Dataset items
--- START ---
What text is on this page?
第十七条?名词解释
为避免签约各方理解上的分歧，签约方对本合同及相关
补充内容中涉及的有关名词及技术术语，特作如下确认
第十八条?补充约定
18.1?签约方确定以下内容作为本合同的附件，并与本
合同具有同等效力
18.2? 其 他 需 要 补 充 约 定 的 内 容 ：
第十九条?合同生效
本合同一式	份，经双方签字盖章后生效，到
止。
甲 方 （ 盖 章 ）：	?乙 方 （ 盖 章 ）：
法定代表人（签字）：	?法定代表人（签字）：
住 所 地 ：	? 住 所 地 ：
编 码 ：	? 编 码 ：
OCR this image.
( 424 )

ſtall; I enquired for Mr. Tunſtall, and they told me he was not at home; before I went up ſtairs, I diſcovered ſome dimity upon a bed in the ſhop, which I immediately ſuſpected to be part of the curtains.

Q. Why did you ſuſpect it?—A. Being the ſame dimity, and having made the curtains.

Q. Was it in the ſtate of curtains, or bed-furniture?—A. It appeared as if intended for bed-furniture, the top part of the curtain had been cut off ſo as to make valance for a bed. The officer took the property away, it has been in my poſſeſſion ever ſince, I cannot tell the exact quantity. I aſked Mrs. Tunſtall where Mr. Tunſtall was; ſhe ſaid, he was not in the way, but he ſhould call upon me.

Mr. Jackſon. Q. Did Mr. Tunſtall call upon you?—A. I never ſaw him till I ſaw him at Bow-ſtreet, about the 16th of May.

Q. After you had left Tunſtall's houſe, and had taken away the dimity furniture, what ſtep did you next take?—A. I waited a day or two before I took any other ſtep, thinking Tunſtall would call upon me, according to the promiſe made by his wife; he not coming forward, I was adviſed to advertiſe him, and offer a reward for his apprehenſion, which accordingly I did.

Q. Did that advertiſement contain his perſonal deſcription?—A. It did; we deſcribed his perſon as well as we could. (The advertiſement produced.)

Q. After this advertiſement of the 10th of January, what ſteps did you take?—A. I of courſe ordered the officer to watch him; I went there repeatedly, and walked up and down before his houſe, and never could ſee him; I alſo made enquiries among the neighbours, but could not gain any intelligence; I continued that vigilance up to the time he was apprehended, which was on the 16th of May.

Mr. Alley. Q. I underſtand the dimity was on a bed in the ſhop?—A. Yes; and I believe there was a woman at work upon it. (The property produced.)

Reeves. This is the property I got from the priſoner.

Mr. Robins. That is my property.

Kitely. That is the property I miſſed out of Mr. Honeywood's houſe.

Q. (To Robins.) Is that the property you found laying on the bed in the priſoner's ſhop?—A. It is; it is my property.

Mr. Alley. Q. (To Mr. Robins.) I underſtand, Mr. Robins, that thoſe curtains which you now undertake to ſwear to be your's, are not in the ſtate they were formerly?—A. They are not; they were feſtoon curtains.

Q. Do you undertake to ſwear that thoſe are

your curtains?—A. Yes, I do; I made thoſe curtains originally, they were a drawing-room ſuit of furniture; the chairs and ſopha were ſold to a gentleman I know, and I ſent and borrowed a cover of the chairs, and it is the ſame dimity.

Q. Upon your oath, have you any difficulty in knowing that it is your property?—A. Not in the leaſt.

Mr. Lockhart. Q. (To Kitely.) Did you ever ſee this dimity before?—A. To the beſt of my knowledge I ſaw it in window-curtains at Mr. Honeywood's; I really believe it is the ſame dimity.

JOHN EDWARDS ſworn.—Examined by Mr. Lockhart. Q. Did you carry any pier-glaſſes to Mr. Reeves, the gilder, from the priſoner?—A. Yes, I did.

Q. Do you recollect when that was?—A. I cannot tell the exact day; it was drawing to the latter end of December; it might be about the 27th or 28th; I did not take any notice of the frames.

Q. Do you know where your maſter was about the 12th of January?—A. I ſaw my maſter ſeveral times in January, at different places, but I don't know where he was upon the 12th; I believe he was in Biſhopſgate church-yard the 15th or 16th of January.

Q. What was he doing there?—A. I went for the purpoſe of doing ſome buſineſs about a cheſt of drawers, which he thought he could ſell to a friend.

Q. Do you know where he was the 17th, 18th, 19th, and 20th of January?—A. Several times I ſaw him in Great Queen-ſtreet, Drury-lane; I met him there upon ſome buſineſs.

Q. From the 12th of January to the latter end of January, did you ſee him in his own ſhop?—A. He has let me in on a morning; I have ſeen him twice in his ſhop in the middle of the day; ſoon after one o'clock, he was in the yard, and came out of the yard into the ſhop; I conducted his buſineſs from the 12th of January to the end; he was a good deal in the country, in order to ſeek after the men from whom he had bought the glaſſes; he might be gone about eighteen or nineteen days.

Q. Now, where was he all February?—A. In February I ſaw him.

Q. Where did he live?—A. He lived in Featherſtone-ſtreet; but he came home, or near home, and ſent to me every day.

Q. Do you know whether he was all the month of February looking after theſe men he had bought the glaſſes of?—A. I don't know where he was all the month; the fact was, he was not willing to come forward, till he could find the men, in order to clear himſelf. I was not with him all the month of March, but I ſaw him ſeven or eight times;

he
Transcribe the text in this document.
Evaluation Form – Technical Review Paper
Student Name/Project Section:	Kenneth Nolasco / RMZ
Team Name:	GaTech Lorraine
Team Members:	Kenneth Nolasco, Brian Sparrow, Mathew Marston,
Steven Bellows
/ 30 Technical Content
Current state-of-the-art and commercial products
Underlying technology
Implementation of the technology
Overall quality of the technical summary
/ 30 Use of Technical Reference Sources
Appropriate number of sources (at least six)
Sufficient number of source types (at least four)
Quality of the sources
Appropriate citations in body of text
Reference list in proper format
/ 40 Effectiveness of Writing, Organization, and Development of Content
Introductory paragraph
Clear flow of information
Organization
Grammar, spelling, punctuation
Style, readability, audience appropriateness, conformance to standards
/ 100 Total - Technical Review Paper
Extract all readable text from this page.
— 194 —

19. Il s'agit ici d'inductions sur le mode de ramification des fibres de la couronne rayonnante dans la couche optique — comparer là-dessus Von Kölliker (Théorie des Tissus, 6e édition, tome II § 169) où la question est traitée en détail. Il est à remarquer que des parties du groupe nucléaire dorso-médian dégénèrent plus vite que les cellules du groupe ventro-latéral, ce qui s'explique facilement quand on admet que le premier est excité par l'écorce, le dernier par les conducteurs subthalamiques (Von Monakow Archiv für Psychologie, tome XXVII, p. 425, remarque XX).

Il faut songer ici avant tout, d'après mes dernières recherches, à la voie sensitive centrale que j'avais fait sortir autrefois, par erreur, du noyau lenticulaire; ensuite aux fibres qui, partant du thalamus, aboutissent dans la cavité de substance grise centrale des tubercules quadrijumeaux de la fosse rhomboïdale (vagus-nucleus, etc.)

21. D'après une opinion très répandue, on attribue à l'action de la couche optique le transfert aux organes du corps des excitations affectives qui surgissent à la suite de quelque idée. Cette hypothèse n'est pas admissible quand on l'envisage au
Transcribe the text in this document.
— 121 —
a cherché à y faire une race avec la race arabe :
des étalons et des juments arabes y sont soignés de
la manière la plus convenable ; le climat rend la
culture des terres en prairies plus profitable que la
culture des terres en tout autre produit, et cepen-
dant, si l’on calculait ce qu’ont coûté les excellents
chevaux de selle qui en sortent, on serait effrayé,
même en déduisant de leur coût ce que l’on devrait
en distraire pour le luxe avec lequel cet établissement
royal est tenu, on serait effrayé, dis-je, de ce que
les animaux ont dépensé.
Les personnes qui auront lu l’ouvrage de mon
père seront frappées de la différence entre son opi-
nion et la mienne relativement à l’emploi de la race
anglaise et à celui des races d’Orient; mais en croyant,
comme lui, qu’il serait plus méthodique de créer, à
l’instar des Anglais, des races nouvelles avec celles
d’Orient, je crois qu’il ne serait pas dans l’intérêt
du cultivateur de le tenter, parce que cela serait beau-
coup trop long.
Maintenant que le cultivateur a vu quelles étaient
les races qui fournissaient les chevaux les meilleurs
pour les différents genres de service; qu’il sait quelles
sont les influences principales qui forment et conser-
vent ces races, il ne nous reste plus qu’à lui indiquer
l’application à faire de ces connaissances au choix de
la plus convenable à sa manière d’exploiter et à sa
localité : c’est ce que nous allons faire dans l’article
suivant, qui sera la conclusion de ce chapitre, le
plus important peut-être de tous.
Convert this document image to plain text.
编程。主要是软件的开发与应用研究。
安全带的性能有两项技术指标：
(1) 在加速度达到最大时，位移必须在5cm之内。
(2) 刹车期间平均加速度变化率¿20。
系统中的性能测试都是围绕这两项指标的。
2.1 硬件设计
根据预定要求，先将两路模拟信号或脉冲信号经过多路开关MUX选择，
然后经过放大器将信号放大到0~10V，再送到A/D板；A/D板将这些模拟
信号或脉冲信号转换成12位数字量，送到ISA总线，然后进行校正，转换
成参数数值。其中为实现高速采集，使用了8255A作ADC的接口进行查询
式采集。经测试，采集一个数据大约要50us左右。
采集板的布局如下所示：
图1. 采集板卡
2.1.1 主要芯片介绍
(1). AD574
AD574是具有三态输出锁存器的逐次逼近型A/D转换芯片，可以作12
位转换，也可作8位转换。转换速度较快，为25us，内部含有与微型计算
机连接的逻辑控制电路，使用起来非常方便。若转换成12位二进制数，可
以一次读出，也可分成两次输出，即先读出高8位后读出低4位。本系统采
--- END ---
• _INSTRUCTION_: Starting with the line that contains "Convert this document image to plain text.", print each line through the last one in the listing. Include both end lines and add nothing.

• _FINISHED EXERCISE_:
Convert this document image to plain text.
编程。主要是软件的开发与应用研究。
安全带的性能有两项技术指标：
(1) 在加速度达到最大时，位移必须在5cm之内。
(2) 刹车期间平均加速度变化率¿20。
系统中的性能测试都是围绕这两项指标的。
2.1 硬件设计
根据预定要求，先将两路模拟信号或脉冲信号经过多路开关MUX选择，
然后经过放大器将信号放大到0~10V，再送到A/D板；A/D板将这些模拟
信号或脉冲信号转换成12位数字量，送到ISA总线，然后进行校正，转换
成参数数值。其中为实现高速采集，使用了8255A作ADC的接口进行查询
式采集。经测试，采集一个数据大约要50us左右。
采集板的布局如下所示：
图1. 采集板卡
2.1.1 主要芯片介绍
(1). AD574
AD574是具有三态输出锁存器的逐次逼近型A/D转换芯片，可以作12
位转换，也可作8位转换。转换速度较快，为25us，内部含有与微型计算
机连接的逻辑控制电路，使用起来非常方便。若转换成12位二进制数，可
以一次读出，也可分成两次输出，即先读出高8位后读出低4位。本系统采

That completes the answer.